● **Your objective**: Write out each line that follows exactly as it stands, without the pictures.

---+---

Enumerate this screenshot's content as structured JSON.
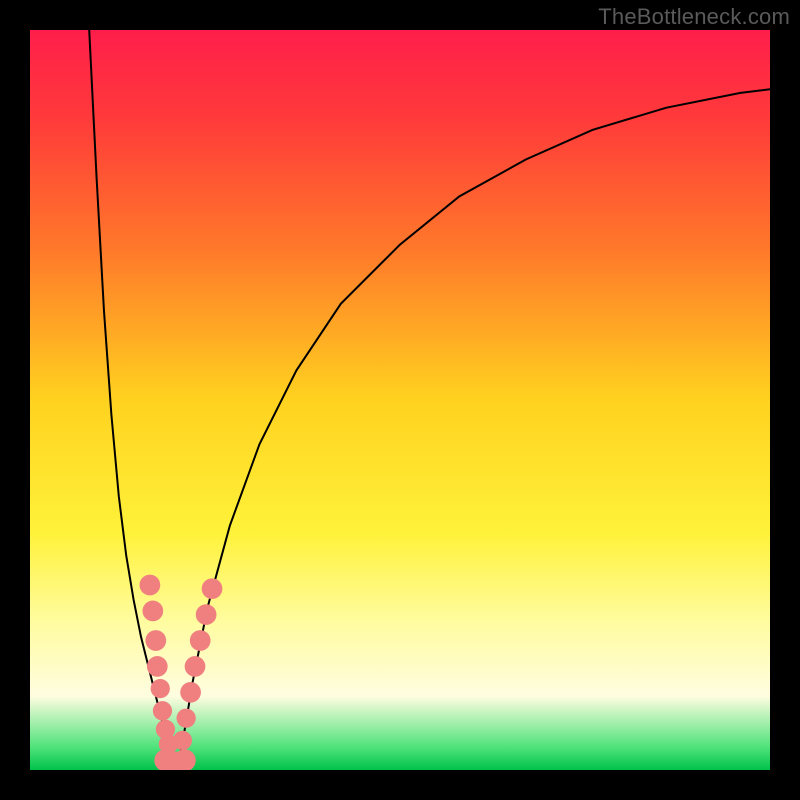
{
  "watermark": "TheBottleneck.com",
  "chart_data": {
    "type": "line",
    "title": "",
    "xlabel": "",
    "ylabel": "",
    "xlim": [
      0,
      100
    ],
    "ylim": [
      0,
      100
    ],
    "grid": false,
    "legend": false,
    "gradient_stops": [
      {
        "offset": 0.0,
        "color": "#ff1e4b"
      },
      {
        "offset": 0.12,
        "color": "#ff3a3a"
      },
      {
        "offset": 0.3,
        "color": "#ff7a2a"
      },
      {
        "offset": 0.5,
        "color": "#ffd21f"
      },
      {
        "offset": 0.68,
        "color": "#fff23a"
      },
      {
        "offset": 0.8,
        "color": "#fffca0"
      },
      {
        "offset": 0.9,
        "color": "#fffde0"
      },
      {
        "offset": 0.97,
        "color": "#4de27a"
      },
      {
        "offset": 1.0,
        "color": "#00c24a"
      }
    ],
    "series": [
      {
        "name": "left-branch",
        "x": [
          8,
          9,
          10,
          11,
          12,
          13,
          14,
          15,
          16,
          17,
          18,
          18.8
        ],
        "y": [
          100,
          80,
          62,
          48,
          37,
          29,
          23,
          18,
          14,
          10,
          6,
          1.5
        ]
      },
      {
        "name": "right-branch",
        "x": [
          20.2,
          21,
          22,
          24,
          27,
          31,
          36,
          42,
          50,
          58,
          67,
          76,
          86,
          96,
          100
        ],
        "y": [
          1.5,
          6,
          12,
          22,
          33,
          44,
          54,
          63,
          71,
          77.5,
          82.5,
          86.5,
          89.5,
          91.5,
          92
        ]
      },
      {
        "name": "valley-floor",
        "x": [
          18.8,
          19.5,
          20.2
        ],
        "y": [
          1.5,
          0.5,
          1.5
        ]
      }
    ],
    "markers": {
      "name": "highlight-points",
      "color": "#f08080",
      "points": [
        {
          "x": 16.2,
          "y": 25.0,
          "r": 1.4
        },
        {
          "x": 16.6,
          "y": 21.5,
          "r": 1.4
        },
        {
          "x": 17.0,
          "y": 17.5,
          "r": 1.4
        },
        {
          "x": 17.2,
          "y": 14.0,
          "r": 1.4
        },
        {
          "x": 17.6,
          "y": 11.0,
          "r": 1.3
        },
        {
          "x": 17.9,
          "y": 8.0,
          "r": 1.3
        },
        {
          "x": 18.3,
          "y": 5.5,
          "r": 1.3
        },
        {
          "x": 18.7,
          "y": 3.5,
          "r": 1.3
        },
        {
          "x": 18.3,
          "y": 1.3,
          "r": 1.5
        },
        {
          "x": 19.6,
          "y": 1.0,
          "r": 1.5
        },
        {
          "x": 20.9,
          "y": 1.3,
          "r": 1.5
        },
        {
          "x": 20.6,
          "y": 4.0,
          "r": 1.3
        },
        {
          "x": 21.1,
          "y": 7.0,
          "r": 1.3
        },
        {
          "x": 21.7,
          "y": 10.5,
          "r": 1.4
        },
        {
          "x": 22.3,
          "y": 14.0,
          "r": 1.4
        },
        {
          "x": 23.0,
          "y": 17.5,
          "r": 1.4
        },
        {
          "x": 23.8,
          "y": 21.0,
          "r": 1.4
        },
        {
          "x": 24.6,
          "y": 24.5,
          "r": 1.4
        }
      ]
    }
  }
}
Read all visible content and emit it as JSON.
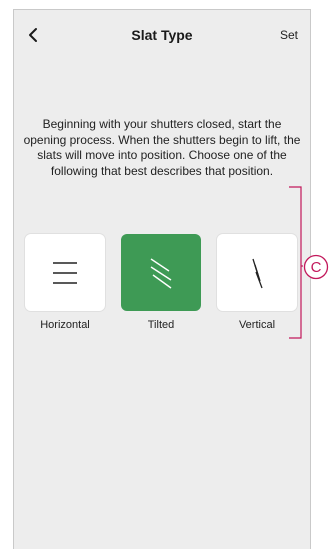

---+---

● **Solution for this exercise**:
Enumerate this screenshot's content as structured JSON.
{
  "watermark": "TheBottleneck.com",
  "chart_data": {
    "type": "line",
    "title": "",
    "xlabel": "",
    "ylabel": "",
    "xlim": [
      0,
      100
    ],
    "ylim": [
      0,
      100
    ],
    "grid": false,
    "legend": false,
    "gradient_stops": [
      {
        "offset": 0.0,
        "color": "#ff1e4b"
      },
      {
        "offset": 0.12,
        "color": "#ff3a3a"
      },
      {
        "offset": 0.3,
        "color": "#ff7a2a"
      },
      {
        "offset": 0.5,
        "color": "#ffd21f"
      },
      {
        "offset": 0.68,
        "color": "#fff23a"
      },
      {
        "offset": 0.8,
        "color": "#fffca0"
      },
      {
        "offset": 0.9,
        "color": "#fffde0"
      },
      {
        "offset": 0.97,
        "color": "#4de27a"
      },
      {
        "offset": 1.0,
        "color": "#00c24a"
      }
    ],
    "series": [
      {
        "name": "left-branch",
        "x": [
          8,
          9,
          10,
          11,
          12,
          13,
          14,
          15,
          16,
          17,
          18,
          18.8
        ],
        "y": [
          100,
          80,
          62,
          48,
          37,
          29,
          23,
          18,
          14,
          10,
          6,
          1.5
        ]
      },
      {
        "name": "right-branch",
        "x": [
          20.2,
          21,
          22,
          24,
          27,
          31,
          36,
          42,
          50,
          58,
          67,
          76,
          86,
          96,
          100
        ],
        "y": [
          1.5,
          6,
          12,
          22,
          33,
          44,
          54,
          63,
          71,
          77.5,
          82.5,
          86.5,
          89.5,
          91.5,
          92
        ]
      },
      {
        "name": "valley-floor",
        "x": [
          18.8,
          19.5,
          20.2
        ],
        "y": [
          1.5,
          0.5,
          1.5
        ]
      }
    ],
    "markers": {
      "name": "highlight-points",
      "color": "#f08080",
      "points": [
        {
          "x": 16.2,
          "y": 25.0,
          "r": 1.4
        },
        {
          "x": 16.6,
          "y": 21.5,
          "r": 1.4
        },
        {
          "x": 17.0,
          "y": 17.5,
          "r": 1.4
        },
        {
          "x": 17.2,
          "y": 14.0,
          "r": 1.4
        },
        {
          "x": 17.6,
          "y": 11.0,
          "r": 1.3
        },
        {
          "x": 17.9,
          "y": 8.0,
          "r": 1.3
        },
        {
          "x": 18.3,
          "y": 5.5,
          "r": 1.3
        },
        {
          "x": 18.7,
          "y": 3.5,
          "r": 1.3
        },
        {
          "x": 18.3,
          "y": 1.3,
          "r": 1.5
        },
        {
          "x": 19.6,
          "y": 1.0,
          "r": 1.5
        },
        {
          "x": 20.9,
          "y": 1.3,
          "r": 1.5
        },
        {
          "x": 20.6,
          "y": 4.0,
          "r": 1.3
        },
        {
          "x": 21.1,
          "y": 7.0,
          "r": 1.3
        },
        {
          "x": 21.7,
          "y": 10.5,
          "r": 1.4
        },
        {
          "x": 22.3,
          "y": 14.0,
          "r": 1.4
        },
        {
          "x": 23.0,
          "y": 17.5,
          "r": 1.4
        },
        {
          "x": 23.8,
          "y": 21.0,
          "r": 1.4
        },
        {
          "x": 24.6,
          "y": 24.5,
          "r": 1.4
        }
      ]
    }
  }
}
Read all visible content and emit it as JSON.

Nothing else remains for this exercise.